Dataset entries on figures
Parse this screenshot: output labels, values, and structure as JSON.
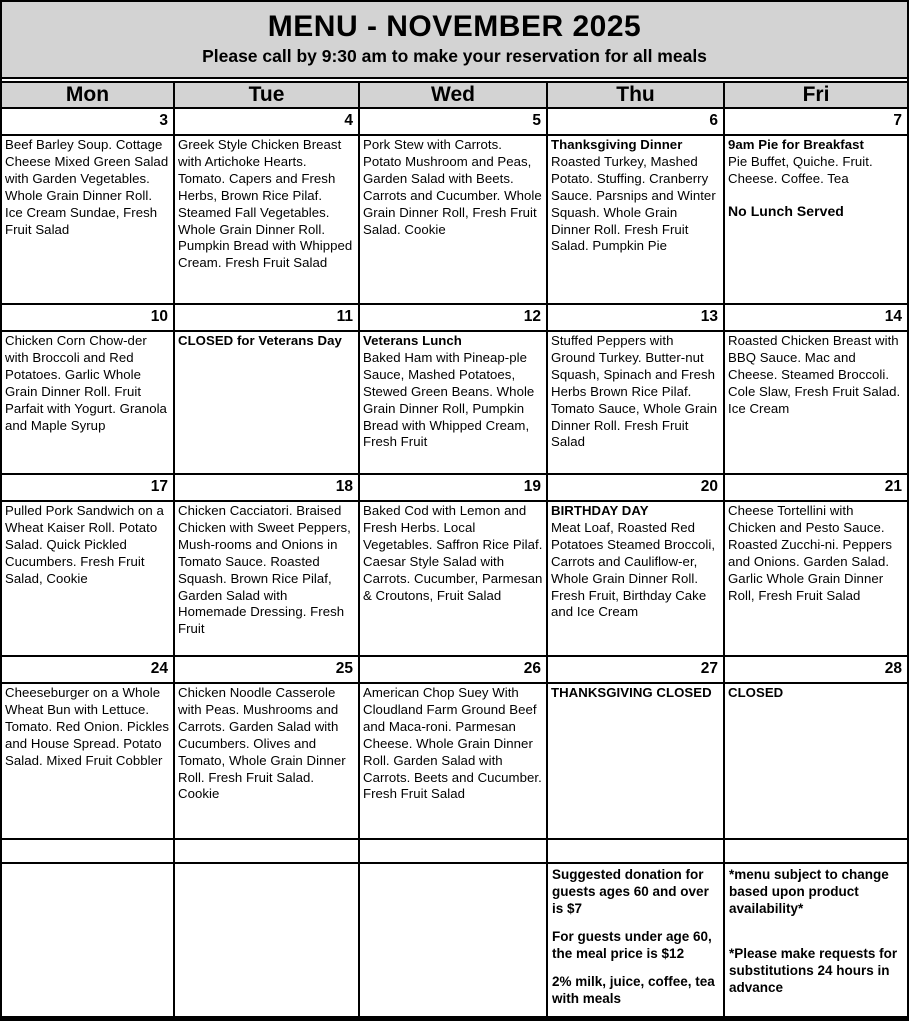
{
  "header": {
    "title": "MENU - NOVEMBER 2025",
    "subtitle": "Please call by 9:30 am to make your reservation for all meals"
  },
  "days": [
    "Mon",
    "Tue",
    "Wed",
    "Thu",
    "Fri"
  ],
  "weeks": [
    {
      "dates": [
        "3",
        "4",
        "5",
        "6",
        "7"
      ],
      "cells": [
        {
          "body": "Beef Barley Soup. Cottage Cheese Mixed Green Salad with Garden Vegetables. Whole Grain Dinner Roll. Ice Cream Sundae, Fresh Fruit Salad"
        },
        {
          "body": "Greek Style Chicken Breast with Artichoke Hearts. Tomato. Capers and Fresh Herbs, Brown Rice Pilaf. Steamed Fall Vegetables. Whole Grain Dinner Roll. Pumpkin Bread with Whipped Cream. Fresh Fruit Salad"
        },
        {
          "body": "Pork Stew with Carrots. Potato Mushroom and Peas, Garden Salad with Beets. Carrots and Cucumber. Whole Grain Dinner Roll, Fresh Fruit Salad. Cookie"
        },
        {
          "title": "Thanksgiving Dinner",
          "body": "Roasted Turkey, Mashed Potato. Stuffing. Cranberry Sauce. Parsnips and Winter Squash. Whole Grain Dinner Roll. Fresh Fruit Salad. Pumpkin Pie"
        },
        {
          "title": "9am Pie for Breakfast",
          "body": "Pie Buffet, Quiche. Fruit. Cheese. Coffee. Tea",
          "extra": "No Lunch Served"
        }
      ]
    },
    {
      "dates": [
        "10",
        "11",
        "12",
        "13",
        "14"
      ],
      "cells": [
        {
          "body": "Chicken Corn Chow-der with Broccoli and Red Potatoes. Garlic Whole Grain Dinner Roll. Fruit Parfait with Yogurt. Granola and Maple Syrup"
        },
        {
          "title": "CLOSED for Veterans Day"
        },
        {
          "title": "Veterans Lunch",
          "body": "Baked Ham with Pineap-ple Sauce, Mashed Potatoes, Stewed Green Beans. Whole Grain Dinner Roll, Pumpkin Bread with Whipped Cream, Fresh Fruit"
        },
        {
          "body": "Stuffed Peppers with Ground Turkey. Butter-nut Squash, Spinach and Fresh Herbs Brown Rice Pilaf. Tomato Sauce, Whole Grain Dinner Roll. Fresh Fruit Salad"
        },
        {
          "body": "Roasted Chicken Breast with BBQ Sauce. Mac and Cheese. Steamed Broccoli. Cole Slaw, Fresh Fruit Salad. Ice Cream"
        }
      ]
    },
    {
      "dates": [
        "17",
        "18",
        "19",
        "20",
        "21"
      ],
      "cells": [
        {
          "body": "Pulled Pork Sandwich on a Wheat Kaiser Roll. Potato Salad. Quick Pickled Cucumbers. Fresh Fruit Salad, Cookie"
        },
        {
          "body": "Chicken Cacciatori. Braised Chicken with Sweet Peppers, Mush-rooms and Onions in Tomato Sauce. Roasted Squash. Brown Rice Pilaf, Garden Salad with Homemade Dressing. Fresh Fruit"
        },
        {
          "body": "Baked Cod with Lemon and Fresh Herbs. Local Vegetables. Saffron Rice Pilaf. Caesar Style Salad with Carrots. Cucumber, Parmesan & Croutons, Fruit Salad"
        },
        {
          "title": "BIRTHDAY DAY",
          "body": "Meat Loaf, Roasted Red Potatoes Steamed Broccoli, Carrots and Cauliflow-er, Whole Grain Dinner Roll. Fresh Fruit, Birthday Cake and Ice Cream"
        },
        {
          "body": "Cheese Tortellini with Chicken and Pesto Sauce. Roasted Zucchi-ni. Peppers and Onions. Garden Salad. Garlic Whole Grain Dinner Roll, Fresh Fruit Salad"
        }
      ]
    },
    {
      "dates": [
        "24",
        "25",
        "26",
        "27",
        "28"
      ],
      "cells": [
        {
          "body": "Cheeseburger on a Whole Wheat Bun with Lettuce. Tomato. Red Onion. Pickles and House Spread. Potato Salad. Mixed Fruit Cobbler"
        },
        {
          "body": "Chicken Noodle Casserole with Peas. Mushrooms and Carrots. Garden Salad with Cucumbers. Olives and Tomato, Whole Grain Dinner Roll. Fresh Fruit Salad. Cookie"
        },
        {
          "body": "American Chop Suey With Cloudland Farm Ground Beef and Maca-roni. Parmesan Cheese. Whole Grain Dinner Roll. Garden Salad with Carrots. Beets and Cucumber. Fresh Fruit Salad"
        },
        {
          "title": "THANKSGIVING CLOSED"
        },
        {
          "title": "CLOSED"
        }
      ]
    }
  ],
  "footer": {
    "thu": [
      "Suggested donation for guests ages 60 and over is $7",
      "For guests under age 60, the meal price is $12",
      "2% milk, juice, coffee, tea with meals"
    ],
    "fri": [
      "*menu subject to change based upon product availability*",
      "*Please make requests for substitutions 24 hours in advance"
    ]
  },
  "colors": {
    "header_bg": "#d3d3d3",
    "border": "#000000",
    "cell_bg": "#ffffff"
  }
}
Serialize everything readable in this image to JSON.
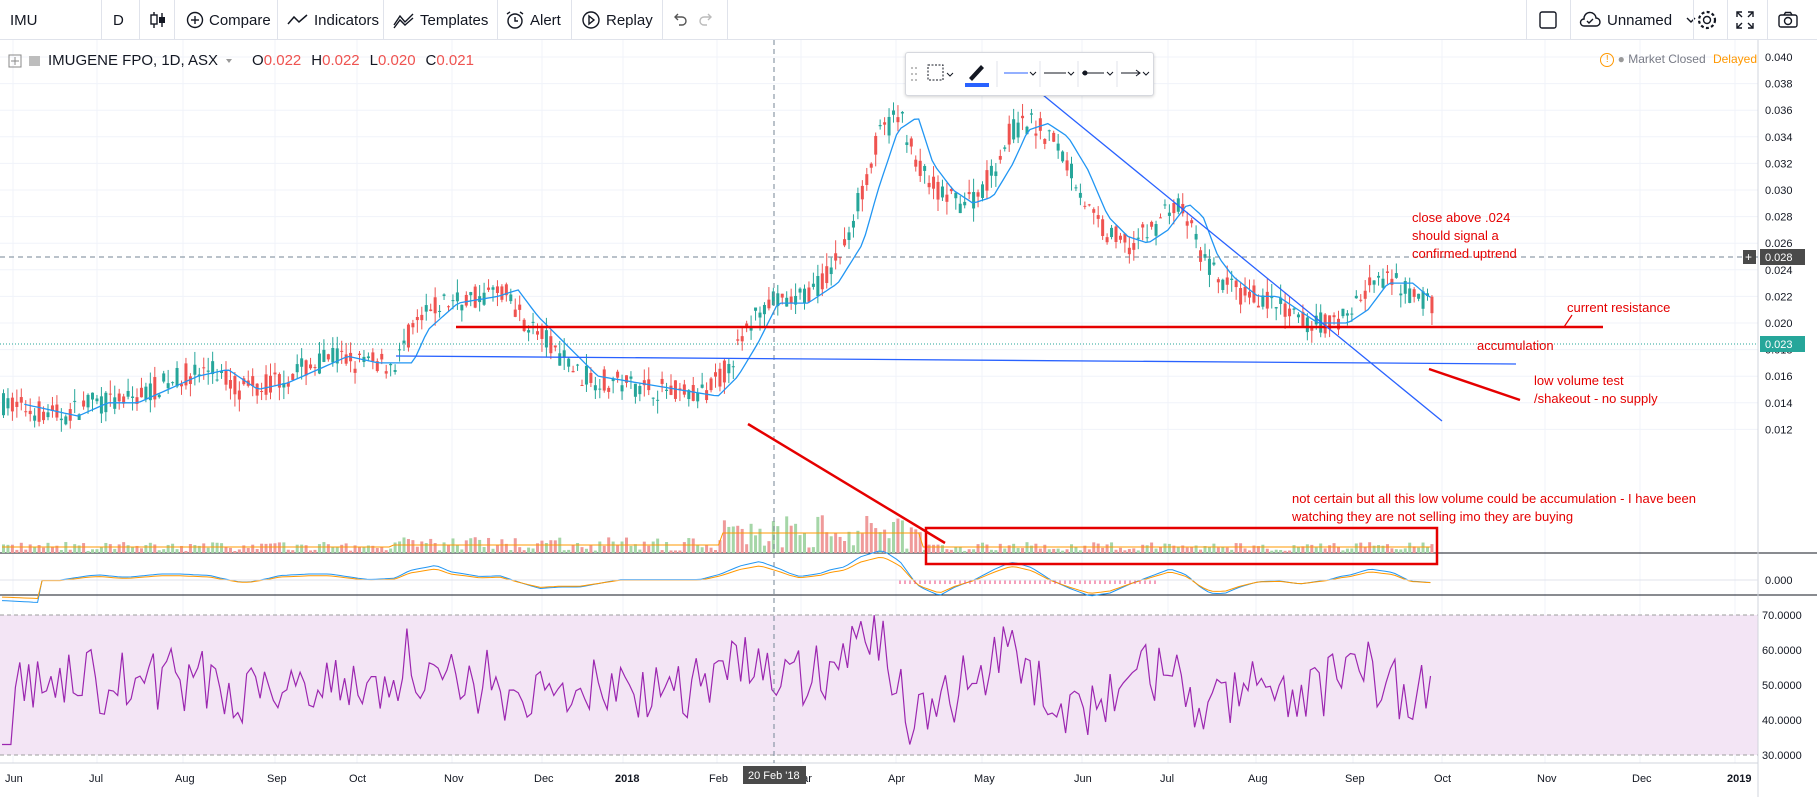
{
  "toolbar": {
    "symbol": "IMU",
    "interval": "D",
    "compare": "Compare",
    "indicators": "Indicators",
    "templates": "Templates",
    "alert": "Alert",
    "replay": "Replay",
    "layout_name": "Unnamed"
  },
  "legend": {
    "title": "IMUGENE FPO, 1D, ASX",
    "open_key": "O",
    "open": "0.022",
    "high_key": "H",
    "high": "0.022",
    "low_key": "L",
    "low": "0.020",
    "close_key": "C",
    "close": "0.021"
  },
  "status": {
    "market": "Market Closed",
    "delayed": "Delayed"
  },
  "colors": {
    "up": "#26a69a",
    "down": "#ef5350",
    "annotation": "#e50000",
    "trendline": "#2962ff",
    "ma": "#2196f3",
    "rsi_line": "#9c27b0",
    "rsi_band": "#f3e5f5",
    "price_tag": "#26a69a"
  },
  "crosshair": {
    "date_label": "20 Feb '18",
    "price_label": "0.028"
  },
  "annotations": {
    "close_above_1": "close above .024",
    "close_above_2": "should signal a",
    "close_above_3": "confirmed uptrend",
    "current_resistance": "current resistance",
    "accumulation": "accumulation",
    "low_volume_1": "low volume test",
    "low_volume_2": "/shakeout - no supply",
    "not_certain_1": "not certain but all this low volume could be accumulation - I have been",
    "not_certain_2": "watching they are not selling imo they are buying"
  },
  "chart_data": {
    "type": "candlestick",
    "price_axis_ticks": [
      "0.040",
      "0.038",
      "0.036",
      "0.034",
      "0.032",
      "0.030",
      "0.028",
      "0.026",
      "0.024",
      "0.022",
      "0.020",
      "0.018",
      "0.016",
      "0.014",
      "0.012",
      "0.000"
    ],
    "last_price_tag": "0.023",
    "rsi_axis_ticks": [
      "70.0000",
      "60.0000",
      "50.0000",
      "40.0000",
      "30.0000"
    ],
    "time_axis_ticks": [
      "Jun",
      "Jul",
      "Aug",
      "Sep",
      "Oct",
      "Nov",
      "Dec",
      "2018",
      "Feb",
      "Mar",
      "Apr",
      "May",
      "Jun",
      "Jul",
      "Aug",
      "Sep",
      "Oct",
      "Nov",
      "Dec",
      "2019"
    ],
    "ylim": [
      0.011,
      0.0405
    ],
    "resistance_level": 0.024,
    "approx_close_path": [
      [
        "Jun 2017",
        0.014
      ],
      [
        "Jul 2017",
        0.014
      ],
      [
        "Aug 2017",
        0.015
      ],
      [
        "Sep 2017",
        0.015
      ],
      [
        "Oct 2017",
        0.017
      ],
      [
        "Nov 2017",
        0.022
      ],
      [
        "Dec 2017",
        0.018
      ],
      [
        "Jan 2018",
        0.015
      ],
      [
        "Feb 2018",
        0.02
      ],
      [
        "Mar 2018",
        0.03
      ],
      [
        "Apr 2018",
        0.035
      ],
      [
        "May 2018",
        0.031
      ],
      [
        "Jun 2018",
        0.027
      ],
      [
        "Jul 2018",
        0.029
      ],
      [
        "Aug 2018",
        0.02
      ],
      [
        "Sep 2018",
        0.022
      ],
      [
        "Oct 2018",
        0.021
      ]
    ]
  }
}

** WRITTEN EXERCISE **
Scan the data for the word "Lunch" and copy every line where it shows up.

** RESULT OF THE EXERCISE **
          "extra": "No Lunch Served"
          "title": "Veterans Lunch",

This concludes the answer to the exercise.